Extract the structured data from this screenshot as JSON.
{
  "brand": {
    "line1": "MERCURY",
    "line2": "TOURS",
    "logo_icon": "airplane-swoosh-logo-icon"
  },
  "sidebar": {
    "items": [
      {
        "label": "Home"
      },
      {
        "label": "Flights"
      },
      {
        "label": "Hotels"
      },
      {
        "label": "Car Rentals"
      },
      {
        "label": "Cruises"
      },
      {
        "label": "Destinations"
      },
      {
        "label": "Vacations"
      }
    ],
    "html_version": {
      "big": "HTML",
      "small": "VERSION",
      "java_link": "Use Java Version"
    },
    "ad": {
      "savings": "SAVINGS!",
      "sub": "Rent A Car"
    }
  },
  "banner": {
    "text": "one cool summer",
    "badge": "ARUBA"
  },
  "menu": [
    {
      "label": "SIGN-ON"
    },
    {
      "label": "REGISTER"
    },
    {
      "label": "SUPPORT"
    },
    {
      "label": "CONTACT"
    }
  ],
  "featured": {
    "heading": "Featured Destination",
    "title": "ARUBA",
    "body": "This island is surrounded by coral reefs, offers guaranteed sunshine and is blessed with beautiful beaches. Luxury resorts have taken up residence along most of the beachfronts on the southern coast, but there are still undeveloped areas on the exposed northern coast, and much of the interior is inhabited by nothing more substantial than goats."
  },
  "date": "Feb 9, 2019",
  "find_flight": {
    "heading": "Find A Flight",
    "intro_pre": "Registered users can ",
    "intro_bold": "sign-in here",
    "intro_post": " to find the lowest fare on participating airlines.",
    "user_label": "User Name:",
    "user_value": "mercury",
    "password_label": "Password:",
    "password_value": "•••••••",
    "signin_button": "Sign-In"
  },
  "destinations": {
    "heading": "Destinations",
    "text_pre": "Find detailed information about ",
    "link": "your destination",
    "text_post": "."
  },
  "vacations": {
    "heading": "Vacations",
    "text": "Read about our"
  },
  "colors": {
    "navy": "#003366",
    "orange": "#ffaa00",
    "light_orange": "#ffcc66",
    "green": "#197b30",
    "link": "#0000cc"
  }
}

- - -

WHAT TO DO. Reproduce each line of the material above precisely.

RESULT FOR THIS TASK.
Extract the structured data from this screenshot as JSON.
{
  "brand": {
    "line1": "MERCURY",
    "line2": "TOURS",
    "logo_icon": "airplane-swoosh-logo-icon"
  },
  "sidebar": {
    "items": [
      {
        "label": "Home"
      },
      {
        "label": "Flights"
      },
      {
        "label": "Hotels"
      },
      {
        "label": "Car Rentals"
      },
      {
        "label": "Cruises"
      },
      {
        "label": "Destinations"
      },
      {
        "label": "Vacations"
      }
    ],
    "html_version": {
      "big": "HTML",
      "small": "VERSION",
      "java_link": "Use Java Version"
    },
    "ad": {
      "savings": "SAVINGS!",
      "sub": "Rent A Car"
    }
  },
  "banner": {
    "text": "one cool summer",
    "badge": "ARUBA"
  },
  "menu": [
    {
      "label": "SIGN-ON"
    },
    {
      "label": "REGISTER"
    },
    {
      "label": "SUPPORT"
    },
    {
      "label": "CONTACT"
    }
  ],
  "featured": {
    "heading": "Featured Destination",
    "title": "ARUBA",
    "body": "This island is surrounded by coral reefs, offers guaranteed sunshine and is blessed with beautiful beaches. Luxury resorts have taken up residence along most of the beachfronts on the southern coast, but there are still undeveloped areas on the exposed northern coast, and much of the interior is inhabited by nothing more substantial than goats."
  },
  "date": "Feb 9, 2019",
  "find_flight": {
    "heading": "Find A Flight",
    "intro_pre": "Registered users can ",
    "intro_bold": "sign-in here",
    "intro_post": " to find the lowest fare on participating airlines.",
    "user_label": "User Name:",
    "user_value": "mercury",
    "password_label": "Password:",
    "password_value": "•••••••",
    "signin_button": "Sign-In"
  },
  "destinations": {
    "heading": "Destinations",
    "text_pre": "Find detailed information about ",
    "link": "your destination",
    "text_post": "."
  },
  "vacations": {
    "heading": "Vacations",
    "text": "Read about our"
  },
  "colors": {
    "navy": "#003366",
    "orange": "#ffaa00",
    "light_orange": "#ffcc66",
    "green": "#197b30",
    "link": "#0000cc"
  }
}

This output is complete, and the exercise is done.